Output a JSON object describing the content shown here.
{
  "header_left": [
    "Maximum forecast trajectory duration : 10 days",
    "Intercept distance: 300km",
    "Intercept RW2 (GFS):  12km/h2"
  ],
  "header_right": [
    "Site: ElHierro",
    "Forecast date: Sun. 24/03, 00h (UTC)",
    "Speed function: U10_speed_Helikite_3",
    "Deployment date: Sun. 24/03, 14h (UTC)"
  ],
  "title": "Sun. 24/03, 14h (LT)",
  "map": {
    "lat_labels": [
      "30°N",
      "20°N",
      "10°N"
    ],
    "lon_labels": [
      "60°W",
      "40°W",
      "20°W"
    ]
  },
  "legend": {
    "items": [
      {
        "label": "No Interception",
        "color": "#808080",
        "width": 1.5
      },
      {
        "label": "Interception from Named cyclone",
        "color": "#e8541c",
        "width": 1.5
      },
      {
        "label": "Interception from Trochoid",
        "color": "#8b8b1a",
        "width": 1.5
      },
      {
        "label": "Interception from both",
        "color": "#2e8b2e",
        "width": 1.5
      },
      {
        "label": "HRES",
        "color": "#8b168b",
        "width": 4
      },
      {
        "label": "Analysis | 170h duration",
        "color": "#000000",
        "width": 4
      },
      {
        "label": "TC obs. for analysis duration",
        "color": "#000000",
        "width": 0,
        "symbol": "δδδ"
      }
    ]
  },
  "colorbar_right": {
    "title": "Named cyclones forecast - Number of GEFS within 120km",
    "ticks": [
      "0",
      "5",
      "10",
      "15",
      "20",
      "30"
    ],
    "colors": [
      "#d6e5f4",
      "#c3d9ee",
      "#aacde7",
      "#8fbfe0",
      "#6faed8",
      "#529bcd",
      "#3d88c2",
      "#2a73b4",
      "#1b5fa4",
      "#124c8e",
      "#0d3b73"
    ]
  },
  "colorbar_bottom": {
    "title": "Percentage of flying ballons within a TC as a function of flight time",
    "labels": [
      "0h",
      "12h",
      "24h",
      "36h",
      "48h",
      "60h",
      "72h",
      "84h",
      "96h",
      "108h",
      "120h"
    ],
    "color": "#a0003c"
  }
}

- What you should do: Only lines with "within" are wanted here; list each of them.

- Exercise solution:
    "title": "Named cyclones forecast - Number of GEFS within 120km",
    "title": "Percentage of flying ballons within a TC as a function of flight time",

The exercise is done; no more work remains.